(Material for this exercise)
__________________________________________________

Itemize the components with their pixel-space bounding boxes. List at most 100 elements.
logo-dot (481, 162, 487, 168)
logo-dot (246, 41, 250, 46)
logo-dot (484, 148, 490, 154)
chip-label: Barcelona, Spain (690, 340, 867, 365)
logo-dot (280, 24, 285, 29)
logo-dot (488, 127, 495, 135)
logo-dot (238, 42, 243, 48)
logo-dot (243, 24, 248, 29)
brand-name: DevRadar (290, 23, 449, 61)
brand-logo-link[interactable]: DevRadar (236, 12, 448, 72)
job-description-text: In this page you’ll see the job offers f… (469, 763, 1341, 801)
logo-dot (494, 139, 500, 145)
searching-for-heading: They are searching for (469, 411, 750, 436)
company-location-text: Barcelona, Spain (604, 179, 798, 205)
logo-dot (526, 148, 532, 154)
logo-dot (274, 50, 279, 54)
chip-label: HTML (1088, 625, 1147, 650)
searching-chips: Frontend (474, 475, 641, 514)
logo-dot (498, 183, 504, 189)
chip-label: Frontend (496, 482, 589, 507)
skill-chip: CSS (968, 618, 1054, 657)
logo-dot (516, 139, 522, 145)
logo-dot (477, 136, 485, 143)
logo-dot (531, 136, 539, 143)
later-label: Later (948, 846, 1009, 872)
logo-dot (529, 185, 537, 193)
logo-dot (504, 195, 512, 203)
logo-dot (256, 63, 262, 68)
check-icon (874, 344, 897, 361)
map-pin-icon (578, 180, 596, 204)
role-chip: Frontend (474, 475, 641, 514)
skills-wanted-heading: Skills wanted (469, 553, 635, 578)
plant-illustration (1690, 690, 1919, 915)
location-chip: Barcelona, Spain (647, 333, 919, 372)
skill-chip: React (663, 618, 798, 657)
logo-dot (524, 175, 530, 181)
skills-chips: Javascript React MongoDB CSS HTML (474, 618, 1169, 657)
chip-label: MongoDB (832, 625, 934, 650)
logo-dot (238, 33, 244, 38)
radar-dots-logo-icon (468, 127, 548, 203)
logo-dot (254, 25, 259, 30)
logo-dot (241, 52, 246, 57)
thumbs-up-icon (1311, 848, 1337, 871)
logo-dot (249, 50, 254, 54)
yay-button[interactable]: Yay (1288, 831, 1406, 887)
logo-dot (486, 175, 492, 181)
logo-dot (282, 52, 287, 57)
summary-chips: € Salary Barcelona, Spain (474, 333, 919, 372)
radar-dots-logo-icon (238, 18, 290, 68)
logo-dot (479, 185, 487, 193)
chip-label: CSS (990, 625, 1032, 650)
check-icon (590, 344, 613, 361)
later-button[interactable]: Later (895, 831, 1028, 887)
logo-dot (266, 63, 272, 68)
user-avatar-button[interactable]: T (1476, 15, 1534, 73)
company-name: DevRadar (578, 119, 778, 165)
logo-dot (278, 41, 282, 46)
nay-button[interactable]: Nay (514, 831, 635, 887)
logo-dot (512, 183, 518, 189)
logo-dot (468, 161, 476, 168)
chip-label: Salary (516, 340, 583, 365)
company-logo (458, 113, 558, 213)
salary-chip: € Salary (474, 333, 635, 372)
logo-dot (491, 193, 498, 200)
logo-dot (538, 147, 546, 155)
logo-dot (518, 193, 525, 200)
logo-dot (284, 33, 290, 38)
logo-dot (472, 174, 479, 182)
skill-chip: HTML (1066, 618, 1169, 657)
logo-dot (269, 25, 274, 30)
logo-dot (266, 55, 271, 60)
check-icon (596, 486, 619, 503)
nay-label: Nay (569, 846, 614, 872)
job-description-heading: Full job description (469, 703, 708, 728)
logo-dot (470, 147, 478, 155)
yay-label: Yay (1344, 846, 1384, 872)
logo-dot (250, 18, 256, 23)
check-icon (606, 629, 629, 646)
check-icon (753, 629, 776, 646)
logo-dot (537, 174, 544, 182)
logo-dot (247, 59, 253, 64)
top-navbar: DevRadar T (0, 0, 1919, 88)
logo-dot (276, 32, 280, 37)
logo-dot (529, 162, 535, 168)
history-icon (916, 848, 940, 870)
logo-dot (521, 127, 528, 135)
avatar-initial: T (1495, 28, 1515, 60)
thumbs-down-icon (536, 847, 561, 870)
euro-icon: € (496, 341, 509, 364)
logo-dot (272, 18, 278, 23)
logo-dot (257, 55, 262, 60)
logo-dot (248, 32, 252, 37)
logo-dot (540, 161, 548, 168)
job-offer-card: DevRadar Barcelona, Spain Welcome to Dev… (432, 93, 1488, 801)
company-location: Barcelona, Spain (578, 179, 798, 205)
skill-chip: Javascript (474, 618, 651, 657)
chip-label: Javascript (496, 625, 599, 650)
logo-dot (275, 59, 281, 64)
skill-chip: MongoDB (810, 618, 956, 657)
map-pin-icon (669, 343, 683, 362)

__________________________________________________

(Requirements) Reproduce the lines above verbatim, from the first line through the line that contains "thumbs-up-icon (1311, 848, 1337, 871)", including both ends.

(Solution to this task)
Itemize the components with their pixel-space bounding boxes. List at most 100 elements.
logo-dot (481, 162, 487, 168)
logo-dot (246, 41, 250, 46)
logo-dot (484, 148, 490, 154)
chip-label: Barcelona, Spain (690, 340, 867, 365)
logo-dot (280, 24, 285, 29)
logo-dot (488, 127, 495, 135)
logo-dot (238, 42, 243, 48)
logo-dot (243, 24, 248, 29)
brand-name: DevRadar (290, 23, 449, 61)
brand-logo-link[interactable]: DevRadar (236, 12, 448, 72)
job-description-text: In this page you’ll see the job offers f… (469, 763, 1341, 801)
logo-dot (494, 139, 500, 145)
searching-for-heading: They are searching for (469, 411, 750, 436)
company-location-text: Barcelona, Spain (604, 179, 798, 205)
logo-dot (526, 148, 532, 154)
logo-dot (274, 50, 279, 54)
chip-label: HTML (1088, 625, 1147, 650)
searching-chips: Frontend (474, 475, 641, 514)
logo-dot (498, 183, 504, 189)
chip-label: Frontend (496, 482, 589, 507)
skill-chip: CSS (968, 618, 1054, 657)
logo-dot (516, 139, 522, 145)
logo-dot (477, 136, 485, 143)
logo-dot (531, 136, 539, 143)
later-label: Later (948, 846, 1009, 872)
logo-dot (529, 185, 537, 193)
logo-dot (504, 195, 512, 203)
logo-dot (256, 63, 262, 68)
check-icon (874, 344, 897, 361)
map-pin-icon (578, 180, 596, 204)
role-chip: Frontend (474, 475, 641, 514)
skills-wanted-heading: Skills wanted (469, 553, 635, 578)
plant-illustration (1690, 690, 1919, 915)
location-chip: Barcelona, Spain (647, 333, 919, 372)
skill-chip: React (663, 618, 798, 657)
logo-dot (524, 175, 530, 181)
skills-chips: Javascript React MongoDB CSS HTML (474, 618, 1169, 657)
chip-label: MongoDB (832, 625, 934, 650)
logo-dot (238, 33, 244, 38)
radar-dots-logo-icon (468, 127, 548, 203)
logo-dot (254, 25, 259, 30)
logo-dot (241, 52, 246, 57)
thumbs-up-icon (1311, 848, 1337, 871)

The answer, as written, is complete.